→ **Short problem**
Each record below is to be reproduced without any change.

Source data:
● ● ● ● ● ● ●

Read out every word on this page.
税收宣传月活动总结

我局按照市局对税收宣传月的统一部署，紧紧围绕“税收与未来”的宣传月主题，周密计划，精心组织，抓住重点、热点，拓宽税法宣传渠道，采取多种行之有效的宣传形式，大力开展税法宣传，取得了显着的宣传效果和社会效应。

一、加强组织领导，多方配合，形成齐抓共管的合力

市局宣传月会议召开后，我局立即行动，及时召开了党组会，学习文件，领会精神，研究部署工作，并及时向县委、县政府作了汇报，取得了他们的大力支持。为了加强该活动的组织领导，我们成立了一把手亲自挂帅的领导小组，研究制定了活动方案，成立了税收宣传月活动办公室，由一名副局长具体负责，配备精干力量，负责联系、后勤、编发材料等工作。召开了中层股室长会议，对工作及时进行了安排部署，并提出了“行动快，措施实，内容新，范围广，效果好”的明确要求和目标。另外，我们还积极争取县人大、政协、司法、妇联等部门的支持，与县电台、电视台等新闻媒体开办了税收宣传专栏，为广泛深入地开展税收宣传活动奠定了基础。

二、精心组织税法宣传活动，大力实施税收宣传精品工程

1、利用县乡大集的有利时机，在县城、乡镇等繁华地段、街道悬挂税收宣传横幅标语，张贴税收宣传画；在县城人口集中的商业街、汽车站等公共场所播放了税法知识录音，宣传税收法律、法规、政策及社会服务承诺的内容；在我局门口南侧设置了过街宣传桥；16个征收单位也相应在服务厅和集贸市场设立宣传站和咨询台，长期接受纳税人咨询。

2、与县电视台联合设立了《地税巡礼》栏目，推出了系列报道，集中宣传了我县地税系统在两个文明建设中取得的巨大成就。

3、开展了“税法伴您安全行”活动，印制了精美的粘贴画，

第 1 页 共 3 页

● ● ● ● ● ● ●

→ **Reply to the exercise**
Read out every word on this page.
税收宣传月活动总结

我局按照市局对税收宣传月的统一部署，紧紧围绕“税收与未来”的宣传月主题，周密计划，精心组织，抓住重点、热点，拓宽税法宣传渠道，采取多种行之有效的宣传形式，大力开展税法宣传，取得了显着的宣传效果和社会效应。

一、加强组织领导，多方配合，形成齐抓共管的合力

市局宣传月会议召开后，我局立即行动，及时召开了党组会，学习文件，领会精神，研究部署工作，并及时向县委、县政府作了汇报，取得了他们的大力支持。为了加强该活动的组织领导，我们成立了一把手亲自挂帅的领导小组，研究制定了活动方案，成立了税收宣传月活动办公室，由一名副局长具体负责，配备精干力量，负责联系、后勤、编发材料等工作。召开了中层股室长会议，对工作及时进行了安排部署，并提出了“行动快，措施实，内容新，范围广，效果好”的明确要求和目标。另外，我们还积极争取县人大、政协、司法、妇联等部门的支持，与县电台、电视台等新闻媒体开办了税收宣传专栏，为广泛深入地开展税收宣传活动奠定了基础。

二、精心组织税法宣传活动，大力实施税收宣传精品工程

1、利用县乡大集的有利时机，在县城、乡镇等繁华地段、街道悬挂税收宣传横幅标语，张贴税收宣传画；在县城人口集中的商业街、汽车站等公共场所播放了税法知识录音，宣传税收法律、法规、政策及社会服务承诺的内容；在我局门口南侧设置了过街宣传桥；16个征收单位也相应在服务厅和集贸市场设立宣传站和咨询台，长期接受纳税人咨询。

2、与县电视台联合设立了《地税巡礼》栏目，推出了系列报道，集中宣传了我县地税系统在两个文明建设中取得的巨大成就。

3、开展了“税法伴您安全行”活动，印制了精美的粘贴画，

第 1 页 共 3 页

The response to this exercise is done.